# To do:
Copy out the data below as written; omit any images.

# Given records:
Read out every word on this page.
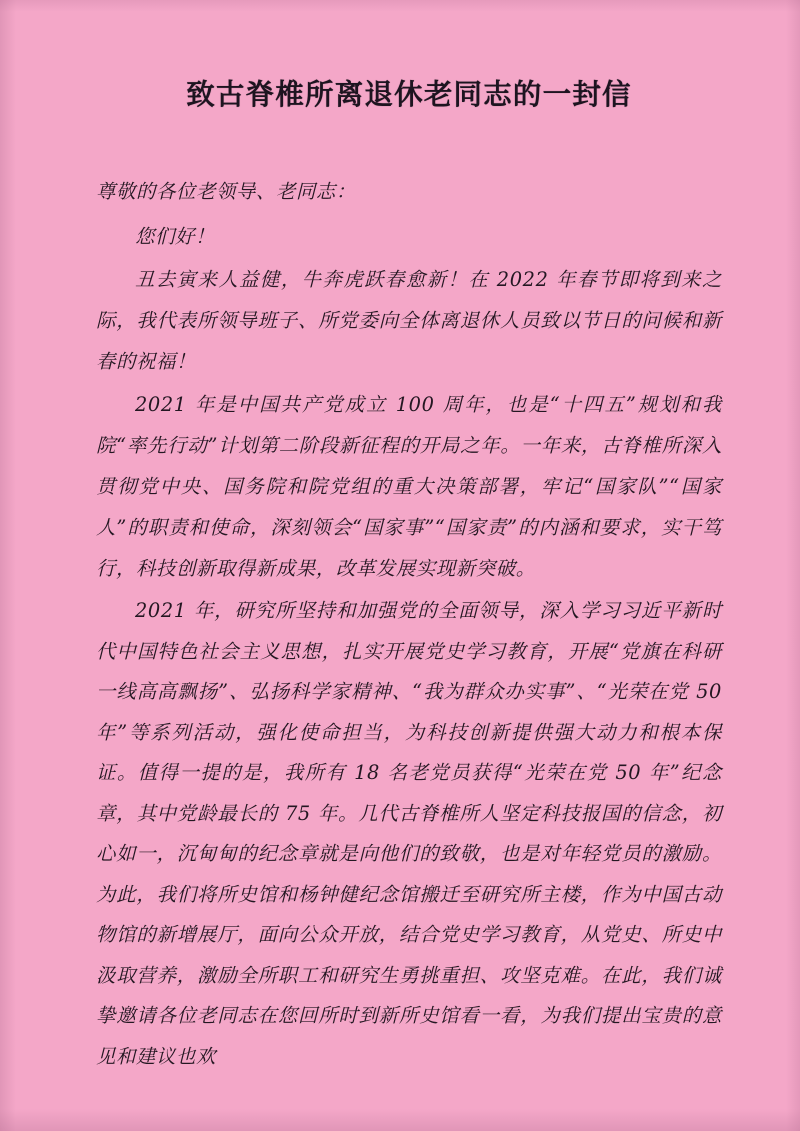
致古脊椎所离退休老同志的一封信

尊敬的各位老领导、老同志：

您们好！

丑去寅来人益健，牛奔虎跃春愈新！在 2022 年春节即将到来之际，我代表所领导班子、所党委向全体离退休人员致以节日的问候和新春的祝福！

2021 年是中国共产党成立 100 周年，也是“十四五”规划和我院“率先行动”计划第二阶段新征程的开局之年。一年来，古脊椎所深入贯彻党中央、国务院和院党组的重大决策部署，牢记“国家队”“国家人”的职责和使命，深刻领会“国家事”“国家责”的内涵和要求，实干笃行，科技创新取得新成果，改革发展实现新突破。

2021 年，研究所坚持和加强党的全面领导，深入学习习近平新时代中国特色社会主义思想，扎实开展党史学习教育，开展“党旗在科研一线高高飘扬”、弘扬科学家精神、“我为群众办实事”、“光荣在党 50 年”等系列活动，强化使命担当，为科技创新提供强大动力和根本保证。值得一提的是，我所有 18 名老党员获得“光荣在党 50 年”纪念章，其中党龄最长的 75 年。几代古脊椎所人坚定科技报国的信念，初心如一，沉甸甸的纪念章就是向他们的致敬，也是对年轻党员的激励。为此，我们将所史馆和杨钟健纪念馆搬迁至研究所主楼，作为中国古动物馆的新增展厅，面向公众开放，结合党史学习教育，从党史、所史中汲取营养，激励全所职工和研究生勇挑重担、攻坚克难。在此，我们诚挚邀请各位老同志在您回所时到新所史馆看一看，为我们提出宝贵的意见和建议也欢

# Answer to this exercise:
Read out every word on this page.
致古脊椎所离退休老同志的一封信

尊敬的各位老领导、老同志：

您们好！

丑去寅来人益健，牛奔虎跃春愈新！在 2022 年春节即将到来之际，我代表所领导班子、所党委向全体离退休人员致以节日的问候和新春的祝福！

2021 年是中国共产党成立 100 周年，也是“十四五”规划和我院“率先行动”计划第二阶段新征程的开局之年。一年来，古脊椎所深入贯彻党中央、国务院和院党组的重大决策部署，牢记“国家队”“国家人”的职责和使命，深刻领会“国家事”“国家责”的内涵和要求，实干笃行，科技创新取得新成果，改革发展实现新突破。

2021 年，研究所坚持和加强党的全面领导，深入学习习近平新时代中国特色社会主义思想，扎实开展党史学习教育，开展“党旗在科研一线高高飘扬”、弘扬科学家精神、“我为群众办实事”、“光荣在党 50 年”等系列活动，强化使命担当，为科技创新提供强大动力和根本保证。值得一提的是，我所有 18 名老党员获得“光荣在党 50 年”纪念章，其中党龄最长的 75 年。几代古脊椎所人坚定科技报国的信念，初心如一，沉甸甸的纪念章就是向他们的致敬，也是对年轻党员的激励。为此，我们将所史馆和杨钟健纪念馆搬迁至研究所主楼，作为中国古动物馆的新增展厅，面向公众开放，结合党史学习教育，从党史、所史中汲取营养，激励全所职工和研究生勇挑重担、攻坚克难。在此，我们诚挚邀请各位老同志在您回所时到新所史馆看一看，为我们提出宝贵的意见和建议也欢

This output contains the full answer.